▸ **GIVEN TASK**
Your task is to filter the data below down to the lines holding "Holdings".
-- start of RECORD EXTRACTS --
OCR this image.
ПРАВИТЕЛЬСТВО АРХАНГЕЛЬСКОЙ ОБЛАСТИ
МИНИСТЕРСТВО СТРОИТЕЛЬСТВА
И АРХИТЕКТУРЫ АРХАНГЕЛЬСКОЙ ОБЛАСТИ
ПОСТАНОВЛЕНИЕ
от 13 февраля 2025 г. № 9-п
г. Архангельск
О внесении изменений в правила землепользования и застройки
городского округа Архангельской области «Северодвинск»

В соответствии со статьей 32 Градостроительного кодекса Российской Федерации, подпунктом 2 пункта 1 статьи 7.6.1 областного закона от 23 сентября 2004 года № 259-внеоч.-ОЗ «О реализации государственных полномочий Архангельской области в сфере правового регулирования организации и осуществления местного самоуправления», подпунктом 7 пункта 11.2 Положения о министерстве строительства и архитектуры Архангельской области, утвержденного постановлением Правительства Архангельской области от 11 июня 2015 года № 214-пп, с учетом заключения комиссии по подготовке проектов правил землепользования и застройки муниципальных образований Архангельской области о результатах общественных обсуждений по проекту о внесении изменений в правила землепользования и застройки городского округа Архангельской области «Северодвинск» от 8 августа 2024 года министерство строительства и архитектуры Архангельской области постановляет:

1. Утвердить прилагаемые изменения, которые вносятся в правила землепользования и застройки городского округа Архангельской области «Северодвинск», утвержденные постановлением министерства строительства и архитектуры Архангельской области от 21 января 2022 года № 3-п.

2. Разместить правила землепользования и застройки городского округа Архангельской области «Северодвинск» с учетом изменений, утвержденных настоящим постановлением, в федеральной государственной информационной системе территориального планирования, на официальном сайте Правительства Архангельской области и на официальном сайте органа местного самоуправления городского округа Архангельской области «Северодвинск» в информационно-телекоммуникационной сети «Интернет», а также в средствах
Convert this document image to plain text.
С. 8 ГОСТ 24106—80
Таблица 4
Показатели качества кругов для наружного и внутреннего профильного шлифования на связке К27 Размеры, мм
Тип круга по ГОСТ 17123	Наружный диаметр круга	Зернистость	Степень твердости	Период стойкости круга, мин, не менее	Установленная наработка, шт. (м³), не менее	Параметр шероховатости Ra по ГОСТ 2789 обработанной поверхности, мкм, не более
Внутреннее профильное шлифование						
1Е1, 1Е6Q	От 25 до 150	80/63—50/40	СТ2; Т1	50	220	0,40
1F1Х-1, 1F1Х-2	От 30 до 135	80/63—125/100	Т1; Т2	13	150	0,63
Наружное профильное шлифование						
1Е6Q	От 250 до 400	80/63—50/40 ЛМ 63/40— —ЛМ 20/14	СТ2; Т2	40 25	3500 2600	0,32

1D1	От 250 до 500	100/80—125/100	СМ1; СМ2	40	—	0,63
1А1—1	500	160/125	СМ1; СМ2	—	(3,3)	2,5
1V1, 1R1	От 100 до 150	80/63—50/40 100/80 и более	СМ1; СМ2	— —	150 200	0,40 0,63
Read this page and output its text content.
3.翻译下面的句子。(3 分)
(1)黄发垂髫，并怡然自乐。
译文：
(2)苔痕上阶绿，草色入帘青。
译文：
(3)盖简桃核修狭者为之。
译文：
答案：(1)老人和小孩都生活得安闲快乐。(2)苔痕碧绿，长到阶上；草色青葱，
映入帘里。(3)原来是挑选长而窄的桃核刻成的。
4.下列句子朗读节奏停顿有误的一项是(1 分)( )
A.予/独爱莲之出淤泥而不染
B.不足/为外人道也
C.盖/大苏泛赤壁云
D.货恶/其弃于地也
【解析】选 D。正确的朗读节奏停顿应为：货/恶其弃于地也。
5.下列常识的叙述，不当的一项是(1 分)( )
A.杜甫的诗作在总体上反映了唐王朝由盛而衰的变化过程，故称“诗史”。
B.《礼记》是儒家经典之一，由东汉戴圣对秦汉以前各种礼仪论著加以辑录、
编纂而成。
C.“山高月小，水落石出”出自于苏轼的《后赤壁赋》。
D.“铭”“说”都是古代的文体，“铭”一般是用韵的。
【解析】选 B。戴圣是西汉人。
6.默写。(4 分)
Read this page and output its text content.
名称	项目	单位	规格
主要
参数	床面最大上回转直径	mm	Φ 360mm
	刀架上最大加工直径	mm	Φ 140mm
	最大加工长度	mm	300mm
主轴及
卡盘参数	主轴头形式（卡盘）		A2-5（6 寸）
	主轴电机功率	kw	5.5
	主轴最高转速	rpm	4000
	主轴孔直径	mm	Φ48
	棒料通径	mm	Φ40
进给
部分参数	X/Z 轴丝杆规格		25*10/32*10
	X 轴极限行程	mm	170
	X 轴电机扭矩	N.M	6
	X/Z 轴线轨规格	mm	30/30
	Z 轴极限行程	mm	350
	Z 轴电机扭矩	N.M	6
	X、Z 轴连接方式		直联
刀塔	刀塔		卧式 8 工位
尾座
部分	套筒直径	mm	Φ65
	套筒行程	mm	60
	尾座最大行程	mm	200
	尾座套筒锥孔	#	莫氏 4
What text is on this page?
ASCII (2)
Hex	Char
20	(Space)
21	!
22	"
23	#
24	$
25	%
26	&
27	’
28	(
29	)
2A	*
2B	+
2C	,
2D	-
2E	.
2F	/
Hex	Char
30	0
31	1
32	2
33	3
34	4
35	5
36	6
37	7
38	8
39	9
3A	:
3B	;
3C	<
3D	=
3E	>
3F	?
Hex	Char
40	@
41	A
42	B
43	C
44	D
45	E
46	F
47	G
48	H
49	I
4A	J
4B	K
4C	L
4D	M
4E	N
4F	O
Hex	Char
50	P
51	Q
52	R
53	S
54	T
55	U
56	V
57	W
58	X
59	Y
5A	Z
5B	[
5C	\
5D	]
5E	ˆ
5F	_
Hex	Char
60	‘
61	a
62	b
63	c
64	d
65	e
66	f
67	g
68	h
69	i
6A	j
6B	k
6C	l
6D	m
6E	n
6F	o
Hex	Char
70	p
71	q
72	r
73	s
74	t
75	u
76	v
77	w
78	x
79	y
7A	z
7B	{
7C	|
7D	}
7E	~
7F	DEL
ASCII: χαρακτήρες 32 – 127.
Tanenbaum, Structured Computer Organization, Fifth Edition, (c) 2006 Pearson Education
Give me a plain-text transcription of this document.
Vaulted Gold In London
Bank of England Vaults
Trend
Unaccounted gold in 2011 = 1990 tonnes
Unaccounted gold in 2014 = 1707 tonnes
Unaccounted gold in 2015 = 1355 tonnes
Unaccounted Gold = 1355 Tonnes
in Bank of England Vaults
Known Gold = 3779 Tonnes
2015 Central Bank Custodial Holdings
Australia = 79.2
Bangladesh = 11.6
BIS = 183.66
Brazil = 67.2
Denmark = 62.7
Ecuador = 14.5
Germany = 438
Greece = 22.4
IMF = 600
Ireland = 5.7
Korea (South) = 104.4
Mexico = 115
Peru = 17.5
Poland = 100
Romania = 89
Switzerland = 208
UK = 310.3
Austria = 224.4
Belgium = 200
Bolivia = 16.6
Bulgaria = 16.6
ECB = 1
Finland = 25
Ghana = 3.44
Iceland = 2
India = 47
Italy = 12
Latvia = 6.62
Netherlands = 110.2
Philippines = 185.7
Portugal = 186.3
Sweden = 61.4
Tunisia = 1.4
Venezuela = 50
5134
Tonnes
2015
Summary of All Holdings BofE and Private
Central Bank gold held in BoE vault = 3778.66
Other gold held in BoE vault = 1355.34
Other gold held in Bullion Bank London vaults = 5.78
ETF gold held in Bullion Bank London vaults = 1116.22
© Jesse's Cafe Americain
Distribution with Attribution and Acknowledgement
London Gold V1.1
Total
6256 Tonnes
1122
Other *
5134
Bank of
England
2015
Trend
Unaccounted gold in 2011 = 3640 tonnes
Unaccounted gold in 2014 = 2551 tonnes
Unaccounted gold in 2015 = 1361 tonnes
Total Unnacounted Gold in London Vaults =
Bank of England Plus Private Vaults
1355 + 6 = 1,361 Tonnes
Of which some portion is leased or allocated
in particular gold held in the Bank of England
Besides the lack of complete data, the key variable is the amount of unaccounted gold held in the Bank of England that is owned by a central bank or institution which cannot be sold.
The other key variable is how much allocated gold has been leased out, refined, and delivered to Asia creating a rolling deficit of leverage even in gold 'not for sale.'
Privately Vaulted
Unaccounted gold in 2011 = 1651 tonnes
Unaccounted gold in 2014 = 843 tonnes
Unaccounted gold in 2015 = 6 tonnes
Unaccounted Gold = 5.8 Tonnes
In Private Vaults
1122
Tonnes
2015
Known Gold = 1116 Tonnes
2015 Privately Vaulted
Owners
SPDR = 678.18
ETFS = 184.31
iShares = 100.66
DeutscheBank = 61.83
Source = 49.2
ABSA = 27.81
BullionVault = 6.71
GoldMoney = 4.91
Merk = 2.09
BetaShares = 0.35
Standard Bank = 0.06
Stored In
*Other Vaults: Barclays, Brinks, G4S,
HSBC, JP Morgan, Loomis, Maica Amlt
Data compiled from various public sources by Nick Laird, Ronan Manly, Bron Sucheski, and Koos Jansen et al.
-- end of RECORD EXTRACTS --
▸ **TASK ANSWER**
2015 Central Bank Custodial Holdings
Summary of All Holdings BofE and Private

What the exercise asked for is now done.